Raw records
::::::
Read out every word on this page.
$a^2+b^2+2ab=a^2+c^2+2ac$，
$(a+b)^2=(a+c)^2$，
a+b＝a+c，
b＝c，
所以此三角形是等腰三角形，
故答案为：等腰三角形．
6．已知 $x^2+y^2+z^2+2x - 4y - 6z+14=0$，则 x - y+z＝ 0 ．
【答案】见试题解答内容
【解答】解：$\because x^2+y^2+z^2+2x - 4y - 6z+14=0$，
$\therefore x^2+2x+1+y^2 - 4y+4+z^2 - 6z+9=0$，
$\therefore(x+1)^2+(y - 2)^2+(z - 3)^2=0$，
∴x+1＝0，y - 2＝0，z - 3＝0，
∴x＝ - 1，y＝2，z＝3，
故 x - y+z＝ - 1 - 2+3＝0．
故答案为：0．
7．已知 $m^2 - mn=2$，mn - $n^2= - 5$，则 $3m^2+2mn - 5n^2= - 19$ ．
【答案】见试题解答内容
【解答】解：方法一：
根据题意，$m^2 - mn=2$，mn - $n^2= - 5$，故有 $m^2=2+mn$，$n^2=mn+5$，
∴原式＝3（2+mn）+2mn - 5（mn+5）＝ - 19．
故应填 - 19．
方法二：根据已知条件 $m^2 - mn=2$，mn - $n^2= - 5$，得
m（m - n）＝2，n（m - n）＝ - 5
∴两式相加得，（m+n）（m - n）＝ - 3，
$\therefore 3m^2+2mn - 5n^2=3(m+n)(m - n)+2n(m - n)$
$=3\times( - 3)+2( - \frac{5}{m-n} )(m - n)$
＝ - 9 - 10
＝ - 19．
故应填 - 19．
::::::
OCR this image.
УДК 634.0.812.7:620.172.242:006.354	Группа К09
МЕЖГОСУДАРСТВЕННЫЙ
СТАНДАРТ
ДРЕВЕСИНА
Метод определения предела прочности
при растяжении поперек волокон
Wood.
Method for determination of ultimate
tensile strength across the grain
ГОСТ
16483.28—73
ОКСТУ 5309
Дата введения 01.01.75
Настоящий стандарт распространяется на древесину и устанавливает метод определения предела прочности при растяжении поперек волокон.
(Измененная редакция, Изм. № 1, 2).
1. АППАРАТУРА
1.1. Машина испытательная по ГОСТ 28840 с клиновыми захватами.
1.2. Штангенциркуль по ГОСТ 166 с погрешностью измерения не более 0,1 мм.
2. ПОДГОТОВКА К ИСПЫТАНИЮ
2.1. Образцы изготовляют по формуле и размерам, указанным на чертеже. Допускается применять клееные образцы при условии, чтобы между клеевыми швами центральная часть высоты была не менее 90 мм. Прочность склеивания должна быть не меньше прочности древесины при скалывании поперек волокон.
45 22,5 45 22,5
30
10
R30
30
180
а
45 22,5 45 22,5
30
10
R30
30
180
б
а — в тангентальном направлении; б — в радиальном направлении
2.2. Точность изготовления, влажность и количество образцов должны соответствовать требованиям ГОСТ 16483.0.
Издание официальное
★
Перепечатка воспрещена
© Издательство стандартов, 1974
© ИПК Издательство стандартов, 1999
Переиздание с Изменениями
::::::
**What to do**
Return every line from the records above that holds the word "растяжении".

**Written solution**
при растяжении поперек волокон
Настоящий стандарт распространяется на древесину и устанавливает метод определения предела прочности при растяжении поперек волокон.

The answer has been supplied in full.